[START OF Source records]

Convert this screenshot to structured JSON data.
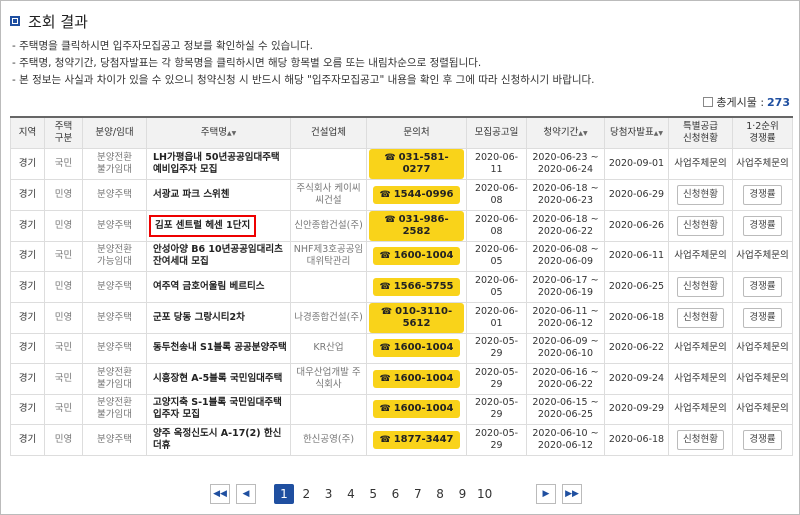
{
  "title": "조회 결과",
  "notes": [
    "- 주택명을 클릭하시면 입주자모집공고 정보를 확인하실 수 있습니다.",
    "- 주택명, 청약기간, 당첨자발표는 각 항목명을 클릭하시면 해당 항목별 오름 또는 내림차순으로 정렬됩니다.",
    "- 본 정보는 사실과 차이가 있을 수 있으니 청약신청 시 반드시 해당 \"입주자모집공고\" 내용을 확인 후 그에 따라 신청하시기 바랍니다."
  ],
  "total": {
    "label": "총게시물 :",
    "count": "273"
  },
  "columns": {
    "region": "지역",
    "house_type": "주택\n구분",
    "supply_type": "분양/임대",
    "house_name": "주택명",
    "builder": "건설업체",
    "contact": "문의처",
    "announce_date": "모집공고일",
    "apply_period": "청약기간",
    "winner_date": "당첨자발표",
    "special": "특별공급\n신청현황",
    "rank": "1·2순위\n경쟁률"
  },
  "sort_mark": "▲▼",
  "phone_icon": "☎",
  "rows": [
    {
      "region": "경기",
      "house_type": "국민",
      "supply_type": "분양전환\n불가임대",
      "house_name": "LH가평읍내 50년공공임대주택\n예비입주자 모집",
      "builder": "",
      "contact": "031-581-0277",
      "announce_date": "2020-06-11",
      "apply_period": "2020-06-23 ~\n2020-06-24",
      "winner_date": "2020-09-01",
      "special": "사업주체문의",
      "rank": "사업주체문의",
      "special_btn": false,
      "rank_btn": false,
      "highlight": false
    },
    {
      "region": "경기",
      "house_type": "민영",
      "supply_type": "분양주택",
      "house_name": "서광교 파크 스위첸",
      "builder": "주식회사 케이씨\n씨건설",
      "contact": "1544-0996",
      "announce_date": "2020-06-08",
      "apply_period": "2020-06-18 ~\n2020-06-23",
      "winner_date": "2020-06-29",
      "special": "신청현황",
      "rank": "경쟁률",
      "special_btn": true,
      "rank_btn": true,
      "highlight": false
    },
    {
      "region": "경기",
      "house_type": "민영",
      "supply_type": "분양주택",
      "house_name": "김포 센트럴 헤센 1단지",
      "builder": "신안종합건설(주)",
      "contact": "031-986-2582",
      "announce_date": "2020-06-08",
      "apply_period": "2020-06-18 ~\n2020-06-22",
      "winner_date": "2020-06-26",
      "special": "신청현황",
      "rank": "경쟁률",
      "special_btn": true,
      "rank_btn": true,
      "highlight": true
    },
    {
      "region": "경기",
      "house_type": "국민",
      "supply_type": "분양전환\n가능임대",
      "house_name": "안성아양 B6 10년공공임대리츠\n잔여세대 모집",
      "builder": "NHF제3호공공임\n대위탁관리",
      "contact": "1600-1004",
      "announce_date": "2020-06-05",
      "apply_period": "2020-06-08 ~\n2020-06-09",
      "winner_date": "2020-06-11",
      "special": "사업주체문의",
      "rank": "사업주체문의",
      "special_btn": false,
      "rank_btn": false,
      "highlight": false
    },
    {
      "region": "경기",
      "house_type": "민영",
      "supply_type": "분양주택",
      "house_name": "여주역 금호어울림 베르티스",
      "builder": "",
      "contact": "1566-5755",
      "announce_date": "2020-06-05",
      "apply_period": "2020-06-17 ~\n2020-06-19",
      "winner_date": "2020-06-25",
      "special": "신청현황",
      "rank": "경쟁률",
      "special_btn": true,
      "rank_btn": true,
      "highlight": false
    },
    {
      "region": "경기",
      "house_type": "민영",
      "supply_type": "분양주택",
      "house_name": "군포 당동 그랑시티2차",
      "builder": "나경종합건설(주)",
      "contact": "010-3110-5612",
      "announce_date": "2020-06-01",
      "apply_period": "2020-06-11 ~\n2020-06-12",
      "winner_date": "2020-06-18",
      "special": "신청현황",
      "rank": "경쟁률",
      "special_btn": true,
      "rank_btn": true,
      "highlight": false
    },
    {
      "region": "경기",
      "house_type": "국민",
      "supply_type": "분양주택",
      "house_name": "동두천송내 S1블록 공공분양주택",
      "builder": "KR산업",
      "contact": "1600-1004",
      "announce_date": "2020-05-29",
      "apply_period": "2020-06-09 ~\n2020-06-10",
      "winner_date": "2020-06-22",
      "special": "사업주체문의",
      "rank": "사업주체문의",
      "special_btn": false,
      "rank_btn": false,
      "highlight": false
    },
    {
      "region": "경기",
      "house_type": "국민",
      "supply_type": "분양전환\n불가임대",
      "house_name": "시흥장현 A-5블록 국민임대주택",
      "builder": "대우산업개발 주\n식회사",
      "contact": "1600-1004",
      "announce_date": "2020-05-29",
      "apply_period": "2020-06-16 ~\n2020-06-22",
      "winner_date": "2020-09-24",
      "special": "사업주체문의",
      "rank": "사업주체문의",
      "special_btn": false,
      "rank_btn": false,
      "highlight": false
    },
    {
      "region": "경기",
      "house_type": "국민",
      "supply_type": "분양전환\n불가임대",
      "house_name": "고양지축 S-1블록 국민임대주택\n입주자 모집",
      "builder": "",
      "contact": "1600-1004",
      "announce_date": "2020-05-29",
      "apply_period": "2020-06-15 ~\n2020-06-25",
      "winner_date": "2020-09-29",
      "special": "사업주체문의",
      "rank": "사업주체문의",
      "special_btn": false,
      "rank_btn": false,
      "highlight": false
    },
    {
      "region": "경기",
      "house_type": "민영",
      "supply_type": "분양주택",
      "house_name": "양주 옥정신도시 A-17(2) 한신더휴",
      "builder": "한신공영(주)",
      "contact": "1877-3447",
      "announce_date": "2020-05-29",
      "apply_period": "2020-06-10 ~\n2020-06-12",
      "winner_date": "2020-06-18",
      "special": "신청현황",
      "rank": "경쟁률",
      "special_btn": true,
      "rank_btn": true,
      "highlight": false
    }
  ],
  "pager": {
    "first": "◀◀",
    "prev": "◀",
    "next": "▶",
    "last": "▶▶",
    "pages": [
      "1",
      "2",
      "3",
      "4",
      "5",
      "6",
      "7",
      "8",
      "9",
      "10"
    ],
    "current": "1"
  }
}
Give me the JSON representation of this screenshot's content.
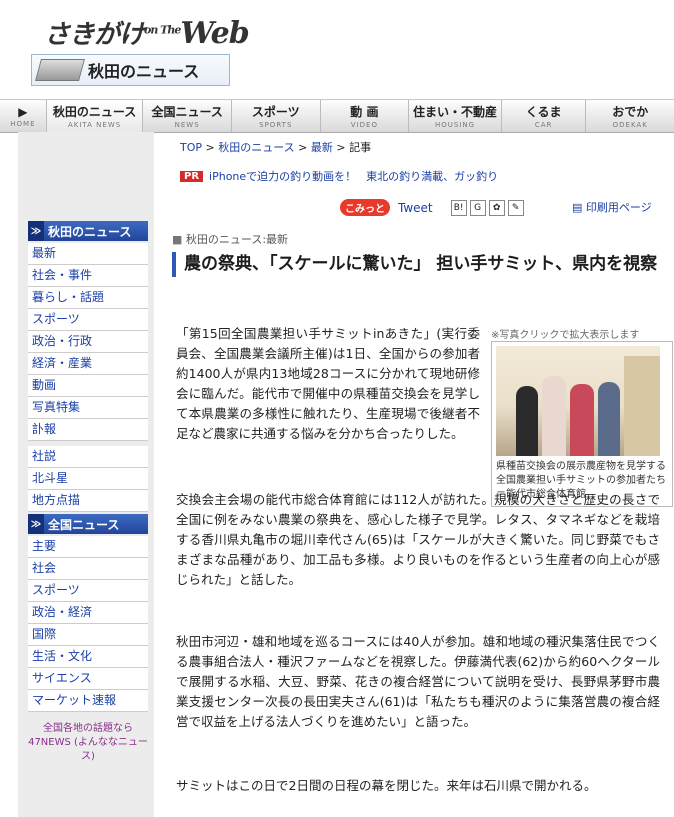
{
  "header": {
    "logo_main": "さきがけ",
    "logo_on": "on The",
    "logo_web": "Web",
    "section_title": "秋田のニュース"
  },
  "nav": [
    {
      "jp": "",
      "en": "HOME"
    },
    {
      "jp": "秋田のニュース",
      "en": "AKITA NEWS"
    },
    {
      "jp": "全国ニュース",
      "en": "NEWS"
    },
    {
      "jp": "スポーツ",
      "en": "SPORTS"
    },
    {
      "jp": "動 画",
      "en": "VIDEO"
    },
    {
      "jp": "住まい・不動産",
      "en": "HOUSING"
    },
    {
      "jp": "くるま",
      "en": "CAR"
    },
    {
      "jp": "おでか",
      "en": "ODEKAK"
    }
  ],
  "breadcrumb": {
    "top": "TOP",
    "akita": "秋田のニュース",
    "latest": "最新",
    "current": "記事"
  },
  "pr": {
    "tag": "PR",
    "link1": "iPhoneで迫力の釣り動画を！",
    "link2": "東北の釣り満載、ガッ釣り"
  },
  "social": {
    "komitto": "こみっと",
    "tweet": "Tweet",
    "print": "印刷用ページ"
  },
  "article": {
    "kind": "秋田のニュース:最新",
    "headline": "農の祭典、「スケールに驚いた」 担い手サミット、県内を視察",
    "photo_note": "※写真クリックで拡大表示します",
    "photo_caption": "県種苗交換会の展示農産物を見学する全国農業担い手サミットの参加者たち＝能代市総合体育館",
    "p1": "「第15回全国農業担い手サミットinあきた」(実行委員会、全国農業会議所主催)は1日、全国からの参加者約1400人が県内13地域28コースに分かれて現地研修会に臨んだ。能代市で開催中の県種苗交換会を見学して本県農業の多様性に触れたり、生産現場で後継者不足など農家に共通する悩みを分かち合ったりした。",
    "p2": "交換会主会場の能代市総合体育館には112人が訪れた。規模の大きさと歴史の長さで全国に例をみない農業の祭典を、感心した様子で見学。レタス、タマネギなどを栽培する香川県丸亀市の堀川幸代さん(65)は「スケールが大きく驚いた。同じ野菜でもさまざまな品種があり、加工品も多様。より良いものを作るという生産者の向上心が感じられた」と話した。",
    "p3": "秋田市河辺・雄和地域を巡るコースには40人が参加。雄和地域の種沢集落住民でつくる農事組合法人・種沢ファームなどを視察した。伊藤満代表(62)から約60ヘクタールで展開する水稲、大豆、野菜、花きの複合経営について説明を受け、長野県茅野市農業支援センター次長の長田実夫さん(61)は「私たちも種沢のように集落営農の複合経営で収益を上げる法人づくりを進めたい」と語った。",
    "p4": "サミットはこの日で2日間の日程の幕を閉じた。来年は石川県で開かれる。"
  },
  "sidebar": {
    "head1": "秋田のニュース",
    "items1": [
      "最新",
      "社会・事件",
      "暮らし・話題",
      "スポーツ",
      "政治・行政",
      "経済・産業",
      "動画",
      "写真特集",
      "訃報"
    ],
    "items2": [
      "社説",
      "北斗星",
      "地方点描"
    ],
    "head2": "全国ニュース",
    "items3": [
      "主要",
      "社会",
      "スポーツ",
      "政治・経済",
      "国際",
      "生活・文化",
      "サイエンス",
      "マーケット速報"
    ],
    "note": "全国各地の話題なら 47NEWS (よんななニュース)"
  },
  "colors": {
    "accent": "#2c59b5",
    "pr_red": "#d42a2a",
    "link": "#1a3fa6"
  }
}
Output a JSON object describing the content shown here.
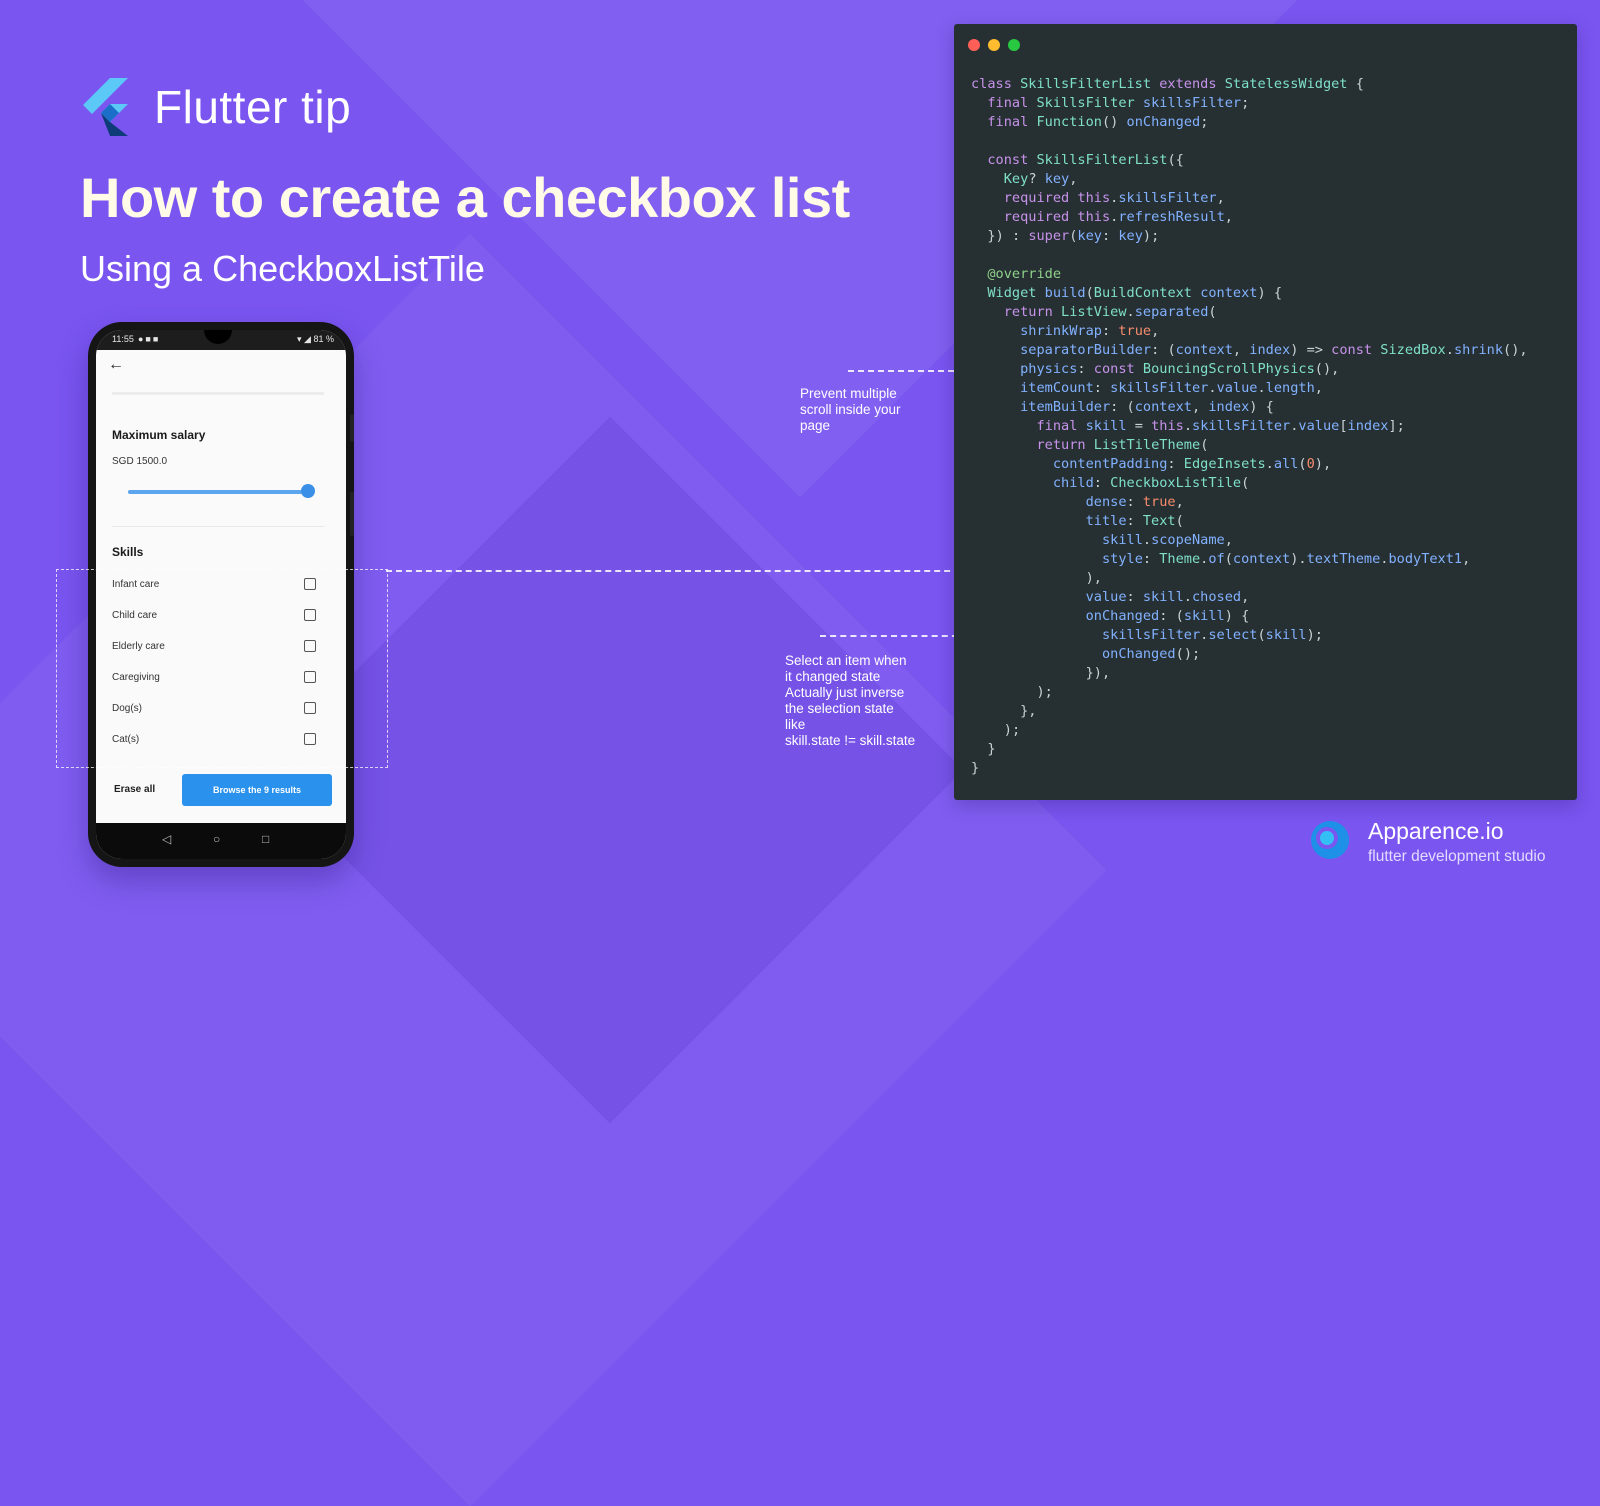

[END OF Source records]

Copy down every line of the material above that includes the string "builder".

    "builder": "건설업체",
      "builder": "",
      "builder": "주식회사 케이씨\n씨건설",
      "builder": "신안종합건설(주)",
      "builder": "NHF제3호공공임\n대위탁관리",
      "builder": "",
      "builder": "나경종합건설(주)",
      "builder": "KR산업",
      "builder": "대우산업개발 주\n식회사",
      "builder": "",
      "builder": "한신공영(주)",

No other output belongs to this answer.